What the task requires → Locate each line in the records containing "JSON". Copy it.

Material provided →
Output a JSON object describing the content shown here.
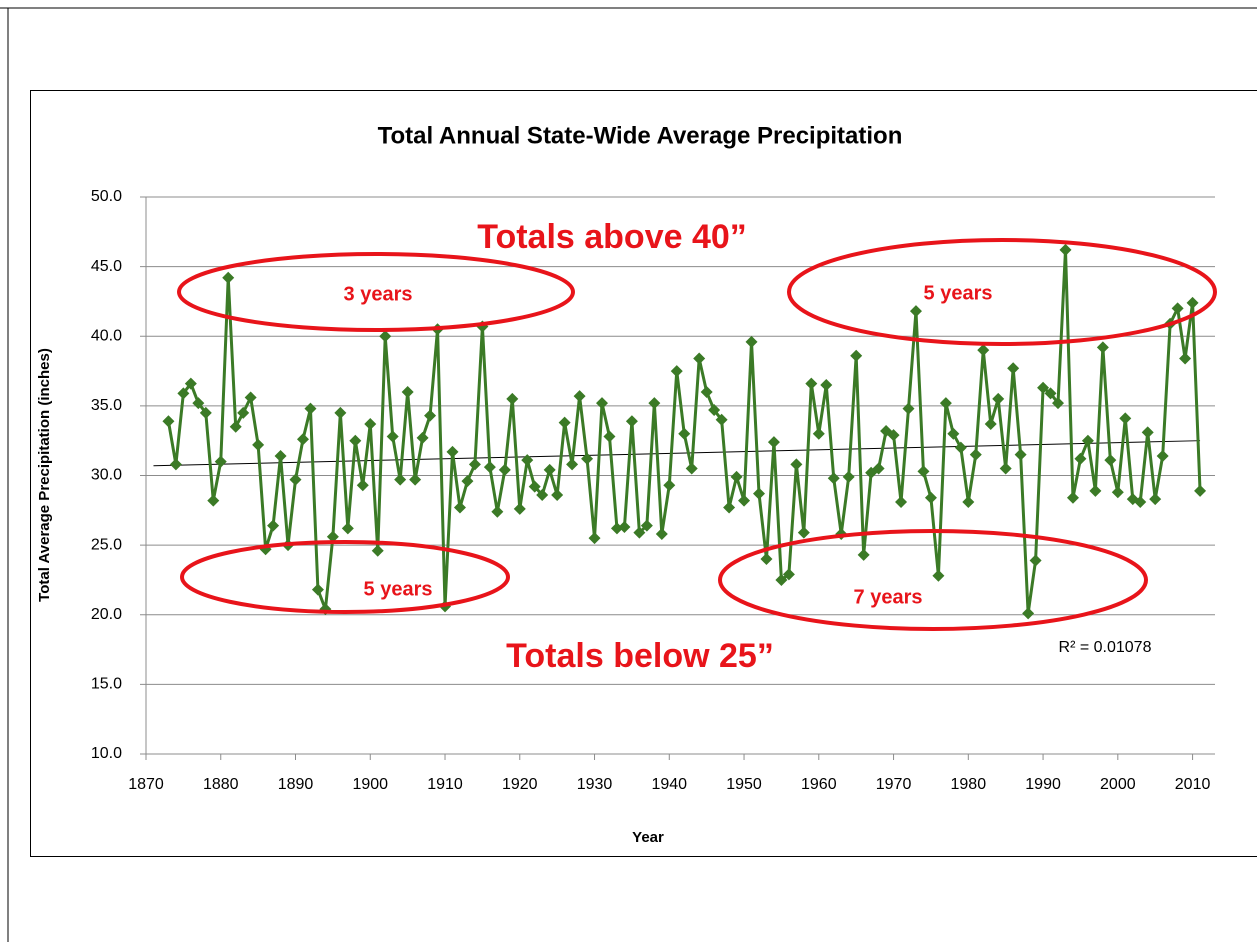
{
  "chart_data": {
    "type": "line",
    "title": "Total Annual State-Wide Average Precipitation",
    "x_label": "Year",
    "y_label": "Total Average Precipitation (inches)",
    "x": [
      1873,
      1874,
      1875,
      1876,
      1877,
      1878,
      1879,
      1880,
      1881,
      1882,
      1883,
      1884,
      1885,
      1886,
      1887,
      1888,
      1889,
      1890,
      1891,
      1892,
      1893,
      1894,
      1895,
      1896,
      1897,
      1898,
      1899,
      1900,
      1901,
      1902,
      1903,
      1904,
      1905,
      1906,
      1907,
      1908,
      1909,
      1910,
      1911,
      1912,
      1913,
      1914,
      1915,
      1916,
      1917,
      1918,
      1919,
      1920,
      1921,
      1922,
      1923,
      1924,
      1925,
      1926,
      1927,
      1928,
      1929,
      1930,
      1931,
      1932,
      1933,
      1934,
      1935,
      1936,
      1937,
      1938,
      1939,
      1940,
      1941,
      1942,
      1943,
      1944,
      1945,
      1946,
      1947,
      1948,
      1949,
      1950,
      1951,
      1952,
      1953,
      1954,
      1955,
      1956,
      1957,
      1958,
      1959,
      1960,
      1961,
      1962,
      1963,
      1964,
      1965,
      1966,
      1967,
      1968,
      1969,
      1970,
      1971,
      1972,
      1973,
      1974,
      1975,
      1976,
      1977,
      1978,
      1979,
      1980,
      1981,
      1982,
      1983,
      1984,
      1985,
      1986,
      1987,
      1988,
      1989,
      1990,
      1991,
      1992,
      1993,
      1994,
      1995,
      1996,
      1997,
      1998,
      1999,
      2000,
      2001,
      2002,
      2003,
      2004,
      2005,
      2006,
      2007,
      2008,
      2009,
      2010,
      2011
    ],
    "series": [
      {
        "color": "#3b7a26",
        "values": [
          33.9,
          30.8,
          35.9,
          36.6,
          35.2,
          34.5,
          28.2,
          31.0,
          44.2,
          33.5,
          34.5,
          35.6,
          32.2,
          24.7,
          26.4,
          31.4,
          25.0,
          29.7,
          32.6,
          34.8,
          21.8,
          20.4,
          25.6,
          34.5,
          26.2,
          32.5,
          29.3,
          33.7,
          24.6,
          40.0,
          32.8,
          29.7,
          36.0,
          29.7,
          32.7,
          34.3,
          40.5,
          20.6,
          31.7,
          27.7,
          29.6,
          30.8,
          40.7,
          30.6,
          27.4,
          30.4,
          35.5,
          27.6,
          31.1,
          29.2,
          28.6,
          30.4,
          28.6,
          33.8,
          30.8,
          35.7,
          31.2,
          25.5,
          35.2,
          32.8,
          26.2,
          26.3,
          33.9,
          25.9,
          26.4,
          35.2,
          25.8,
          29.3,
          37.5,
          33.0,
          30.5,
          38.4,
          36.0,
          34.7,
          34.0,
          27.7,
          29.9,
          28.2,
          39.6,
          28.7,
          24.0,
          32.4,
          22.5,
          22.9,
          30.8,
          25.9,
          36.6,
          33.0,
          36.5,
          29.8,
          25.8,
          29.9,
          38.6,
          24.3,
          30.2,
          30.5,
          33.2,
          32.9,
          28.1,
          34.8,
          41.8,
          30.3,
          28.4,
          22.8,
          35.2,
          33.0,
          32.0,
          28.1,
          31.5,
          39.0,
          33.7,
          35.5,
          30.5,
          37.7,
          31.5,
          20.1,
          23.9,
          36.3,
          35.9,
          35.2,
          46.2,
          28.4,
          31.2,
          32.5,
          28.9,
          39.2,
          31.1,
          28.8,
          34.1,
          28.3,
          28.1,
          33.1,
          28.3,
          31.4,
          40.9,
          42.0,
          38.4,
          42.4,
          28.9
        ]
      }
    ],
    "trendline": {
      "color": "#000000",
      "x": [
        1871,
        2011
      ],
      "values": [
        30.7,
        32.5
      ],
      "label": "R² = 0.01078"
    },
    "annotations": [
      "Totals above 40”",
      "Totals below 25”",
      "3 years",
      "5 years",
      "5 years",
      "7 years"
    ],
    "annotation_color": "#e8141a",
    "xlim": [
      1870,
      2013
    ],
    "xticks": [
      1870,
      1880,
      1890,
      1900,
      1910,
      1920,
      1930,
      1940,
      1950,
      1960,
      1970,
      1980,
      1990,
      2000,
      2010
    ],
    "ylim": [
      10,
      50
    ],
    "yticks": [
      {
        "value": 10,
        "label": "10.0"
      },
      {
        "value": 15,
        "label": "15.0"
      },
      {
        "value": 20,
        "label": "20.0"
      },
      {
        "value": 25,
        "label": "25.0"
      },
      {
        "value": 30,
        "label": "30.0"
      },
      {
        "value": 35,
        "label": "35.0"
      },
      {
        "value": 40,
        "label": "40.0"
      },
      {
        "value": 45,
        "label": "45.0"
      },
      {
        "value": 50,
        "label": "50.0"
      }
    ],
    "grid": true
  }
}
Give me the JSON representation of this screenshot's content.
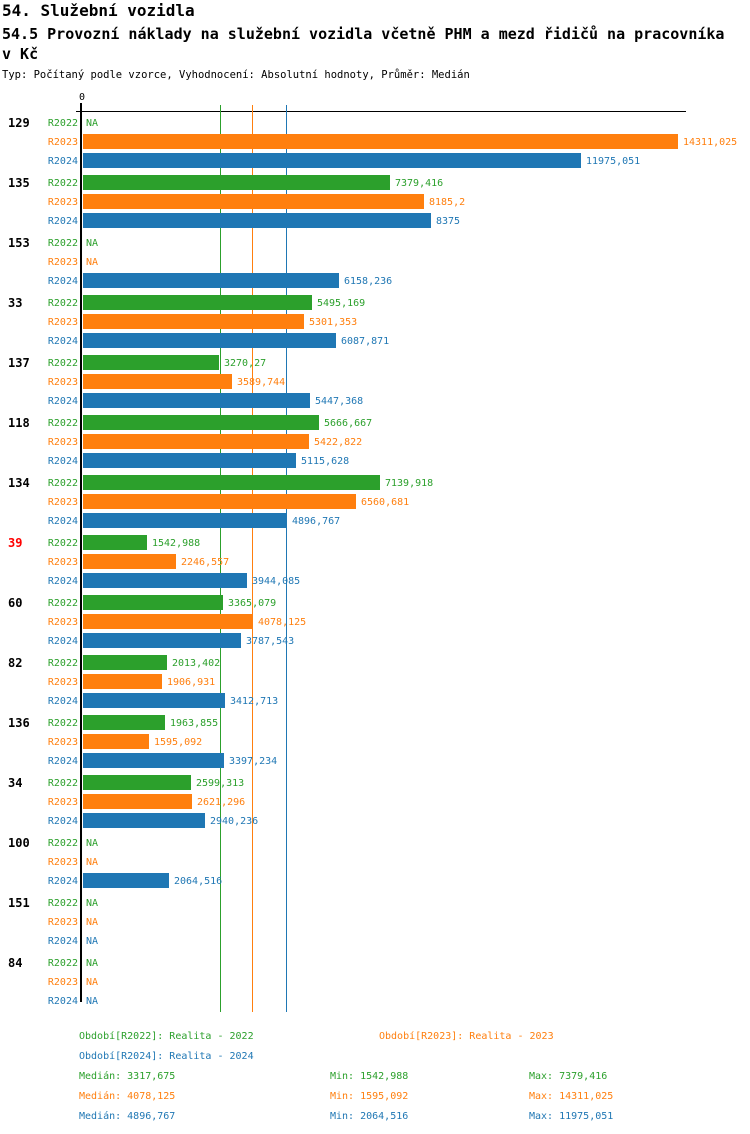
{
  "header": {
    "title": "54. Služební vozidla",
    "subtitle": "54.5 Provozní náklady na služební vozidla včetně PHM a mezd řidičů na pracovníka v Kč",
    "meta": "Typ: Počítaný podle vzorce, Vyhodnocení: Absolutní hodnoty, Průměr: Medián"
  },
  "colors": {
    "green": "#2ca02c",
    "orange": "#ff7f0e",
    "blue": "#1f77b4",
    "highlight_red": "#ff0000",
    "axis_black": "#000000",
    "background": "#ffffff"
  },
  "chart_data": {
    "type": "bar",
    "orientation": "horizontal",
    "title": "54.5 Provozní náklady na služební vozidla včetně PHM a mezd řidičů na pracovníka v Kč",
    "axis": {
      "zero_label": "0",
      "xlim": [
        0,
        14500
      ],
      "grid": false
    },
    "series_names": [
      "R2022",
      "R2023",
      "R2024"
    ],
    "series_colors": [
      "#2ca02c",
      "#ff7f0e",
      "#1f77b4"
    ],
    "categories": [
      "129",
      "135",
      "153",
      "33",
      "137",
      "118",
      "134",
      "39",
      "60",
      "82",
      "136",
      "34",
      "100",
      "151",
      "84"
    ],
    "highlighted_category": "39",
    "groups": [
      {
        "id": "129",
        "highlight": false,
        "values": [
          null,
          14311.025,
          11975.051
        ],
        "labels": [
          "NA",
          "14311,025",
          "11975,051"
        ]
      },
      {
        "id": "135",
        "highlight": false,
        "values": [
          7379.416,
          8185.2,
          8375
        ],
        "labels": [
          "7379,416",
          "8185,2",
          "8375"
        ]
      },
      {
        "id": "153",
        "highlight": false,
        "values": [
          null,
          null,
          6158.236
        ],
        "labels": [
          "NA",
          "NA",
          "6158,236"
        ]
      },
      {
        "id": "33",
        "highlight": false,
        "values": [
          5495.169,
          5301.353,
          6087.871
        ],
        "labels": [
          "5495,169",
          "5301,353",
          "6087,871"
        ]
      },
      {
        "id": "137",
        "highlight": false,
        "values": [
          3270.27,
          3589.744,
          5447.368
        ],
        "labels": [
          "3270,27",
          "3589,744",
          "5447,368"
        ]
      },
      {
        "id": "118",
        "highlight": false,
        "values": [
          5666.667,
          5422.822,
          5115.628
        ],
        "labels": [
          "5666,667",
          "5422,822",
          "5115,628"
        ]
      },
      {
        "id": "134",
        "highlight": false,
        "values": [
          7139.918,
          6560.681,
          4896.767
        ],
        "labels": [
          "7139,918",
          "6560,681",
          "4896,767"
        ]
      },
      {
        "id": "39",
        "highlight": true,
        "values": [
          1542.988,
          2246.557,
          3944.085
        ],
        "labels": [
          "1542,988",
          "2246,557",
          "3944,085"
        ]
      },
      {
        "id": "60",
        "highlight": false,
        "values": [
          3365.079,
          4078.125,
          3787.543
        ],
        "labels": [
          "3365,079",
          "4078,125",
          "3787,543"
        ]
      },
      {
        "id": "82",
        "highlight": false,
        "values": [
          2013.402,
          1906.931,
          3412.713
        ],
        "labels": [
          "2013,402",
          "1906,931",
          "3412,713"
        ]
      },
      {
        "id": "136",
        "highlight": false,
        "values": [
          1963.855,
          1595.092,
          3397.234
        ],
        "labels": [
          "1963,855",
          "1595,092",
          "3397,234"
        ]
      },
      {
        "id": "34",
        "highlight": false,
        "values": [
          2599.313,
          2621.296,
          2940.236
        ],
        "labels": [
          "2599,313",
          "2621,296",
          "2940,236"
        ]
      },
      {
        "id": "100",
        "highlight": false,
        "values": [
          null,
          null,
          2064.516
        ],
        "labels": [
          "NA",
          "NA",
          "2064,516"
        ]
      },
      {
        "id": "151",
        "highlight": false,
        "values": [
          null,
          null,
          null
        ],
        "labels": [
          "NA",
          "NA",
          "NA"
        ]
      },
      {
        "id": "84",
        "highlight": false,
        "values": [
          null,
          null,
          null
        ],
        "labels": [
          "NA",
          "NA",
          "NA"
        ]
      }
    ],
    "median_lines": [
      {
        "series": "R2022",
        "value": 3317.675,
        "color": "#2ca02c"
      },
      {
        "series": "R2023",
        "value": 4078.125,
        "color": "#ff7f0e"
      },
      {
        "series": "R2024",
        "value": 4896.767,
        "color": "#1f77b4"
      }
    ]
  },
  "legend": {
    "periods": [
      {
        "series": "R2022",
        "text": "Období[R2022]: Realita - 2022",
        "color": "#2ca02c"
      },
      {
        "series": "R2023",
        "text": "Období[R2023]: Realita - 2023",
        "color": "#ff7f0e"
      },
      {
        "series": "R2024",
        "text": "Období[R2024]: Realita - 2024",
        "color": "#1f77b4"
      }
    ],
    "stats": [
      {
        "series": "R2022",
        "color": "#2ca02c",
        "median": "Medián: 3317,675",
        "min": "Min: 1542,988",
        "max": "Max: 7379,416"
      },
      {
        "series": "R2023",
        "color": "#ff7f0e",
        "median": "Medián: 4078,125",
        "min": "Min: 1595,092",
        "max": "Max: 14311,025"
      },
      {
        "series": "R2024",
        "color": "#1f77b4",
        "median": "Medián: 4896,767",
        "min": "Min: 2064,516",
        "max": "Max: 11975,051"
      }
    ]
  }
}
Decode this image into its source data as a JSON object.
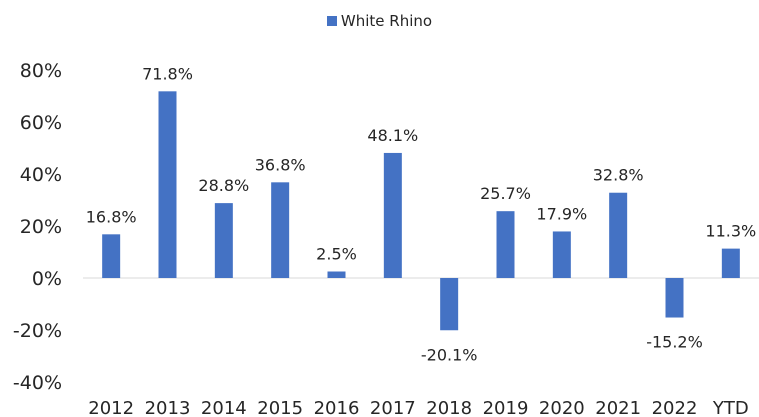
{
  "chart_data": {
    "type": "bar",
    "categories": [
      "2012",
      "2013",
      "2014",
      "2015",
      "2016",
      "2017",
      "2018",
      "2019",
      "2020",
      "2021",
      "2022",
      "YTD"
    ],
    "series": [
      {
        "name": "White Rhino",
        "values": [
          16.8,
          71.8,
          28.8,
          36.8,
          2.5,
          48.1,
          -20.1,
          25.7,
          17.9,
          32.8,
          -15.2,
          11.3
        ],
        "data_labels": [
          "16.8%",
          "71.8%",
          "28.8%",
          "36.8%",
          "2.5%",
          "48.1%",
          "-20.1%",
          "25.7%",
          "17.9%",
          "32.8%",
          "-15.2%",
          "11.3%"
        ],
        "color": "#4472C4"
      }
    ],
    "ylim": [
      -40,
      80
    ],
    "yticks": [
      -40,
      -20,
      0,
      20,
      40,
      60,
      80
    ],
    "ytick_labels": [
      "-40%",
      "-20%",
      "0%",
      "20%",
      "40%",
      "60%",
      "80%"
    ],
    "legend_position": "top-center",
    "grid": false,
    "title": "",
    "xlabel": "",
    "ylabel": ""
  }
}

Task result →
Output a JSON object describing the content shown here.
Give me the JSON representation of this screenshot's content.
Decode this image into its source data as a JSON object.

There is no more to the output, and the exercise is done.